(Saved data entries)
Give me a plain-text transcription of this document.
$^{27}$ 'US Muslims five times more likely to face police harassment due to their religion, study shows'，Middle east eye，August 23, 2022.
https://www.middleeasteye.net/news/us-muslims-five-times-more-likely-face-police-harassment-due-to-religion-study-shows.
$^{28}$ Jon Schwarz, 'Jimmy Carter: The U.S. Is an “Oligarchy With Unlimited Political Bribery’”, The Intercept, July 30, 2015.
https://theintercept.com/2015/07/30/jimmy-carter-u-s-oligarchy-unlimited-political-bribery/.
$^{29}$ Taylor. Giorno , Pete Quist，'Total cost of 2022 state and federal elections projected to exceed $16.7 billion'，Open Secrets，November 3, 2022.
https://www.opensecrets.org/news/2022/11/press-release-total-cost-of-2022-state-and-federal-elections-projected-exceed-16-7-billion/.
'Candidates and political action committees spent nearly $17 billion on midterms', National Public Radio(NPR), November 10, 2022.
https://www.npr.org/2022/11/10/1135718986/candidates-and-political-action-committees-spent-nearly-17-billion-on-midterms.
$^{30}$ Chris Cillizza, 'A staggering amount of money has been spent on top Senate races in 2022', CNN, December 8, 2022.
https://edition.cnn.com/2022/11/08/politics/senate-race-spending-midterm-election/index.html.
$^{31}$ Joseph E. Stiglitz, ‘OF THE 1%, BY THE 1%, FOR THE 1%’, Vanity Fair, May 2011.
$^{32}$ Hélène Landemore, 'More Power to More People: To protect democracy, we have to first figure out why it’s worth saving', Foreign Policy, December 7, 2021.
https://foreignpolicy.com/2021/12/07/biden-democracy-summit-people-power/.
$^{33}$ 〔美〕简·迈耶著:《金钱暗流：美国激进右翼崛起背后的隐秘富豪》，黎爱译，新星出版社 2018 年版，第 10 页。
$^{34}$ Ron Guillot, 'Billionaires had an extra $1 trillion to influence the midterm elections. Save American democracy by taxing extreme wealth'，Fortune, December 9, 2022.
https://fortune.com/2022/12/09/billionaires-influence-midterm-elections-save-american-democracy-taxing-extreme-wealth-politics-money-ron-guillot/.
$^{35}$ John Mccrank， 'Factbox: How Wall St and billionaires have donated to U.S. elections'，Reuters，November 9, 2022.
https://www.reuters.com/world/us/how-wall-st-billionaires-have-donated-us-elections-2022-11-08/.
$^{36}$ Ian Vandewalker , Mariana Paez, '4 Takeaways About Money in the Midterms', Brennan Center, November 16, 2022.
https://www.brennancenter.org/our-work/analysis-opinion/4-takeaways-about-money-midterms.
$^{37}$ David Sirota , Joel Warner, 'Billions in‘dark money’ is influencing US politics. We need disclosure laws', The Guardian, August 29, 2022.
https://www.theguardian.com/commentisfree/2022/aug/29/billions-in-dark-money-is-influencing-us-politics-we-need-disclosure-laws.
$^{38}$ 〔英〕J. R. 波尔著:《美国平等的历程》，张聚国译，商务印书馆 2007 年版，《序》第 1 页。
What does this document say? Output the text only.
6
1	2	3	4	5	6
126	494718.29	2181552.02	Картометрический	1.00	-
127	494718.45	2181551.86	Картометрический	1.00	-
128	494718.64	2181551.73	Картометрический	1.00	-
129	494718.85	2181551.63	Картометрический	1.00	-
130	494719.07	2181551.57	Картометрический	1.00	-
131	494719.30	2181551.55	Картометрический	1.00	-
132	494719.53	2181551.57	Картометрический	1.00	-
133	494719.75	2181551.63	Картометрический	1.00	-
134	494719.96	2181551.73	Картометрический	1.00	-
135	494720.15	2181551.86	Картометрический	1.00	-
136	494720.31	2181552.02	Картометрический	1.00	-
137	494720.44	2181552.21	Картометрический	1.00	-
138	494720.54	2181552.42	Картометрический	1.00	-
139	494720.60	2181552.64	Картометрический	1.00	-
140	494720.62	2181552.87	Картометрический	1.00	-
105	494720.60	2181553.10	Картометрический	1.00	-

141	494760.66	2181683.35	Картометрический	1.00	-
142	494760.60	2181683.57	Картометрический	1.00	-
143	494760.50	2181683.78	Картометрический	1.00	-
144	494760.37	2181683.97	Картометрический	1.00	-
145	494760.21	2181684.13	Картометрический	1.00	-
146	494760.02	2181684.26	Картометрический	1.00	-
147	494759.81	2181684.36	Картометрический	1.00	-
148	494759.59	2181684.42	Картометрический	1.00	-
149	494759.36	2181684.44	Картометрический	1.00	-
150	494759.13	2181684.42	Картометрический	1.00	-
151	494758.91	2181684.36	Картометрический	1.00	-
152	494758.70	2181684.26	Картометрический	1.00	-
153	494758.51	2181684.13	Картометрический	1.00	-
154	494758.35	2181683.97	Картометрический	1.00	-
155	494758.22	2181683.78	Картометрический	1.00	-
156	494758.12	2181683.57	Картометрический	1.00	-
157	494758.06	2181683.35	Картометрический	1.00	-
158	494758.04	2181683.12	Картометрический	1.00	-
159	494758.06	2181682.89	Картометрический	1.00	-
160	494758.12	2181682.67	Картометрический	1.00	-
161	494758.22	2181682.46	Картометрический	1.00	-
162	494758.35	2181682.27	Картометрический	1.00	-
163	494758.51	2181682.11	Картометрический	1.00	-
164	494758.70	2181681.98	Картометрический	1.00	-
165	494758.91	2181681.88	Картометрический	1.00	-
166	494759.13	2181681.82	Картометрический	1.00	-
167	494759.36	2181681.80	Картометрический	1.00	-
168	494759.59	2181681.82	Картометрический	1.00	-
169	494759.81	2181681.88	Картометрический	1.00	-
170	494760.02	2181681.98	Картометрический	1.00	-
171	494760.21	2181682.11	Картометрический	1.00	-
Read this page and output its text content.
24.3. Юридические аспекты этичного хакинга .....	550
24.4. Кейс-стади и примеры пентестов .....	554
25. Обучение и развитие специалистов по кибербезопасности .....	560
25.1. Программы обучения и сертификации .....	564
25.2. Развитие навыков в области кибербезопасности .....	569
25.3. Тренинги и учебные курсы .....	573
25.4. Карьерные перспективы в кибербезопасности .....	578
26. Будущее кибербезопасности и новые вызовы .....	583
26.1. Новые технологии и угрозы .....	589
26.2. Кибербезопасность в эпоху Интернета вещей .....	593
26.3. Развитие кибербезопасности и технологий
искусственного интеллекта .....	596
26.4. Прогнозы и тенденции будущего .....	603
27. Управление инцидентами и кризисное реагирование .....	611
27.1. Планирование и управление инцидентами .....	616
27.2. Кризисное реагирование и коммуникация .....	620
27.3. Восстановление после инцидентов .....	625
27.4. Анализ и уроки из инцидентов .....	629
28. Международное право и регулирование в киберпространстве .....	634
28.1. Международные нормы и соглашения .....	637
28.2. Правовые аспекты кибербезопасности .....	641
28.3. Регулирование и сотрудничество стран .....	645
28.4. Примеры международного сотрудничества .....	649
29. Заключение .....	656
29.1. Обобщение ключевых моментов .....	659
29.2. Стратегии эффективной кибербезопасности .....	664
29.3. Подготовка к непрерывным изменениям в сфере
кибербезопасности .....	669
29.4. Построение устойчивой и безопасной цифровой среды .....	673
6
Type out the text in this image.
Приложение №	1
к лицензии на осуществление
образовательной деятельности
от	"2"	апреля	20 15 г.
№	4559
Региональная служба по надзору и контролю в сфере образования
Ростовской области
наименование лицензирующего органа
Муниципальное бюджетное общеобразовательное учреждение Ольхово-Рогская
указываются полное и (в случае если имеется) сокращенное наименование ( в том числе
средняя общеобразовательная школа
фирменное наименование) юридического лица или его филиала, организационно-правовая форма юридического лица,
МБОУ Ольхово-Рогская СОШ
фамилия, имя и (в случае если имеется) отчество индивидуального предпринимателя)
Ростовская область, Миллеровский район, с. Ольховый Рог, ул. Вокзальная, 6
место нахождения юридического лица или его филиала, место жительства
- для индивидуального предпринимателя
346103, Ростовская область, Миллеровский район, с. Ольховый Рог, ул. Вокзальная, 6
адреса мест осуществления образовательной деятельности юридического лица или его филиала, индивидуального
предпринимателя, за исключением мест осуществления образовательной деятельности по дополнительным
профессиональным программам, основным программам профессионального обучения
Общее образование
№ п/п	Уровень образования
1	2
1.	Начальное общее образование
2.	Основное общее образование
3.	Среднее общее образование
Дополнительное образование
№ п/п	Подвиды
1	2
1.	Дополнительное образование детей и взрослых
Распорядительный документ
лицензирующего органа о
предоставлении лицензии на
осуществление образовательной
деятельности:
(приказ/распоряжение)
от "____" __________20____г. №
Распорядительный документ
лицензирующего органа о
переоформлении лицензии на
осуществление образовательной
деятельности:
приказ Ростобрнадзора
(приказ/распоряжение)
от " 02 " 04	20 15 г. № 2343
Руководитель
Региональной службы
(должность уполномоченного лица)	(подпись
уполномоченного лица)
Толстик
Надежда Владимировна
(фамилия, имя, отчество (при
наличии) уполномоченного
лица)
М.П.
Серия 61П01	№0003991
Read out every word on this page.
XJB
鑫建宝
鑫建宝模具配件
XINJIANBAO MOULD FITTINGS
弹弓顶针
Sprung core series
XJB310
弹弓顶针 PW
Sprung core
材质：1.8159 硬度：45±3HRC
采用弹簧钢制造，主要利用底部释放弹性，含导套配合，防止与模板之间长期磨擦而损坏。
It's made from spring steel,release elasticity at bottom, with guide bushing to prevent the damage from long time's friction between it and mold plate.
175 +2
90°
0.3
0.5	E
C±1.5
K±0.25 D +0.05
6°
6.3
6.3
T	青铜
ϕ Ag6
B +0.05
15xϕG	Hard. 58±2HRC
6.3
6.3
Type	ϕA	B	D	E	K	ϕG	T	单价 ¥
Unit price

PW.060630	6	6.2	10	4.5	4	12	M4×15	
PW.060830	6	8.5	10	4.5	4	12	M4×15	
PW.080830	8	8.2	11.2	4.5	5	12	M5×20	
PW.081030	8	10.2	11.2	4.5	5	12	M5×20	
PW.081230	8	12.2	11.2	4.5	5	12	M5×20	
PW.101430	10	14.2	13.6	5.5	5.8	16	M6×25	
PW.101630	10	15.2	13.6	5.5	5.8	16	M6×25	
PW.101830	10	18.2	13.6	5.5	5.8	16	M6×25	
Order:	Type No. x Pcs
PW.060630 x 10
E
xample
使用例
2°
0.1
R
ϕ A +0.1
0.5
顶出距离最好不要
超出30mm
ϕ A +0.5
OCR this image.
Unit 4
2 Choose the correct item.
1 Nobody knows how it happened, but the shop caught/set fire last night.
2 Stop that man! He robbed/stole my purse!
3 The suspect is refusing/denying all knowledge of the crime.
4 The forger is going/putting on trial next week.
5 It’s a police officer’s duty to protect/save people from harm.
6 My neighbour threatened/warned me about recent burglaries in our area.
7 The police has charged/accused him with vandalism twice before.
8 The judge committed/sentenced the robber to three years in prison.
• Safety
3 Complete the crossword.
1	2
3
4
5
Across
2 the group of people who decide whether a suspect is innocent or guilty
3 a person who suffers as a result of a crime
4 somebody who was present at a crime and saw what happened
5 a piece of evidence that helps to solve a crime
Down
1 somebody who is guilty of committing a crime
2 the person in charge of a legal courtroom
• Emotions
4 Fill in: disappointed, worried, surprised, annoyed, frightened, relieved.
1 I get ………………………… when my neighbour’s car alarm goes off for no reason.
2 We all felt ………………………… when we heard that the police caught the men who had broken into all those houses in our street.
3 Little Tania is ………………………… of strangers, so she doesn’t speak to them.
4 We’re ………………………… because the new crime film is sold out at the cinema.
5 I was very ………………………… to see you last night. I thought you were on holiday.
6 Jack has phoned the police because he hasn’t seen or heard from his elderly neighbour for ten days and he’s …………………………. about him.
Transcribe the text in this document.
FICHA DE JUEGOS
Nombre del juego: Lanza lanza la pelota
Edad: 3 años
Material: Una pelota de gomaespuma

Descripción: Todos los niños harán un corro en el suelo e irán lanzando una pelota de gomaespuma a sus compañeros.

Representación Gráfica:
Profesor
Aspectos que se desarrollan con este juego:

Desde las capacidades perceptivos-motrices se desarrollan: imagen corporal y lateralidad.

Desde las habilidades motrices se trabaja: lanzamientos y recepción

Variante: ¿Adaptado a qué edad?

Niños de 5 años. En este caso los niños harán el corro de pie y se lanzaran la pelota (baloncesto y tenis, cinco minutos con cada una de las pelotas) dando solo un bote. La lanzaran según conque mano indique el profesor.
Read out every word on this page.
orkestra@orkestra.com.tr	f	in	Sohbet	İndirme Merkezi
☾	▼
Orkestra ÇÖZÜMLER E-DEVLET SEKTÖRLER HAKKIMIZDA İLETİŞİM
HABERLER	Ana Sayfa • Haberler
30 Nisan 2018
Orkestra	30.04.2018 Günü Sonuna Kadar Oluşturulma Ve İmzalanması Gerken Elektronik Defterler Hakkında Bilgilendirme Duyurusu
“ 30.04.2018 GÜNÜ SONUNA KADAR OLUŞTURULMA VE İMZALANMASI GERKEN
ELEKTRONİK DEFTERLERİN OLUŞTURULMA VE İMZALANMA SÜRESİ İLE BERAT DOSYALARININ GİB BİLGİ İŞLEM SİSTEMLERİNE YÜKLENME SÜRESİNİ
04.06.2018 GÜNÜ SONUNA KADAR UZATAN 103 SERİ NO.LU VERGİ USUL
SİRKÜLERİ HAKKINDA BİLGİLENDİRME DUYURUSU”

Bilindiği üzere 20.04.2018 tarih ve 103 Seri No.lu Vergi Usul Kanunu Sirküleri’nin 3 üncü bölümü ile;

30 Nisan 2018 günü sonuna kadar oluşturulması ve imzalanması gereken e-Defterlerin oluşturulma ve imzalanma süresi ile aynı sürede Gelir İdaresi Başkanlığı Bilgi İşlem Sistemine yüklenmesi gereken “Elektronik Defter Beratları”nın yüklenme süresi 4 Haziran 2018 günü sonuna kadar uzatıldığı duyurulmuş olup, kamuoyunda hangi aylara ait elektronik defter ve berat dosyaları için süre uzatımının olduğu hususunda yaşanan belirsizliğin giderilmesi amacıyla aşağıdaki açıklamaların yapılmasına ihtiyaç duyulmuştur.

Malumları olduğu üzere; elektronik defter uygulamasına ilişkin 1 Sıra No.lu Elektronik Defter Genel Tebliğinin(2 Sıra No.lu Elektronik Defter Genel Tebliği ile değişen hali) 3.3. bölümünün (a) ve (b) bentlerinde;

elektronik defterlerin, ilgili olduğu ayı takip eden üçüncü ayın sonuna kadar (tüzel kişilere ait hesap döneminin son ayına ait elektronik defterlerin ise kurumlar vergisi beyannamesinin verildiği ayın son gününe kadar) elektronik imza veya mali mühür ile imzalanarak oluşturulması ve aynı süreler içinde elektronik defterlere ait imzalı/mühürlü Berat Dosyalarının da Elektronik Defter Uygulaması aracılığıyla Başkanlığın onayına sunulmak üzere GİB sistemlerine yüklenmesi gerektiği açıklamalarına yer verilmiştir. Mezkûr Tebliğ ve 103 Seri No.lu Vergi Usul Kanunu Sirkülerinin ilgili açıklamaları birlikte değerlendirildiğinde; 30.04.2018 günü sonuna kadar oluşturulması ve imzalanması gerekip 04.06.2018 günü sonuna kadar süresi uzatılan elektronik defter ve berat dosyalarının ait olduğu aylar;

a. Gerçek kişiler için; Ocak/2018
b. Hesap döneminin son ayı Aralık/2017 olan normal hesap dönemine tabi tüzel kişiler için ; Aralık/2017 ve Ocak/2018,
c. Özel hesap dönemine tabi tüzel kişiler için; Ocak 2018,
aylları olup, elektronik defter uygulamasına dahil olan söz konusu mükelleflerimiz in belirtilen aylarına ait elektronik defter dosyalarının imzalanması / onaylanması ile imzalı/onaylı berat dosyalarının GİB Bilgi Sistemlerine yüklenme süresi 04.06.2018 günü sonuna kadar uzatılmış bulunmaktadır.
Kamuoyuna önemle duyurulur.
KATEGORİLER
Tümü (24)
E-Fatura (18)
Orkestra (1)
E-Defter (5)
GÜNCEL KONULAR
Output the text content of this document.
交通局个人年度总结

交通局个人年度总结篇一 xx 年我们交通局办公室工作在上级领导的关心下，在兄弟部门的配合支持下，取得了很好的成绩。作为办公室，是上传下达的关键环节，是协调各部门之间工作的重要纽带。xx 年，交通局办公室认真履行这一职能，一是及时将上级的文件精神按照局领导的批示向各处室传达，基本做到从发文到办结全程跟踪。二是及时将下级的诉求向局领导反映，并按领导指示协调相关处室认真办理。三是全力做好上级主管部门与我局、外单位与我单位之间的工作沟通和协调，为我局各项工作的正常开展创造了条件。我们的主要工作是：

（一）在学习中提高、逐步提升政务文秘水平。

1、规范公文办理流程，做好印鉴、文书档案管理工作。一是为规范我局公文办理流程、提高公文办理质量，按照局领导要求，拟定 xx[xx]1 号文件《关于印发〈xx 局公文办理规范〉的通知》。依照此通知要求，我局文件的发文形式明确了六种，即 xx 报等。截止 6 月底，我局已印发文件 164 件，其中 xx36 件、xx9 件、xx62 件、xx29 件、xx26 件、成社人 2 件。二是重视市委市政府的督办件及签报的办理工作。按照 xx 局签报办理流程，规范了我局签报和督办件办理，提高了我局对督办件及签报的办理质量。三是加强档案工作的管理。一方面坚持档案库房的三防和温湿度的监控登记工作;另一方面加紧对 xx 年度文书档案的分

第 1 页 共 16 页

SHORT PROBLEM — Find the lines containing "реагирование" and list every one of them.

EXERCISE OUTPUT —
27. Управление инцидентами и кризисное реагирование .....	611
27.2. Кризисное реагирование и коммуникация .....	620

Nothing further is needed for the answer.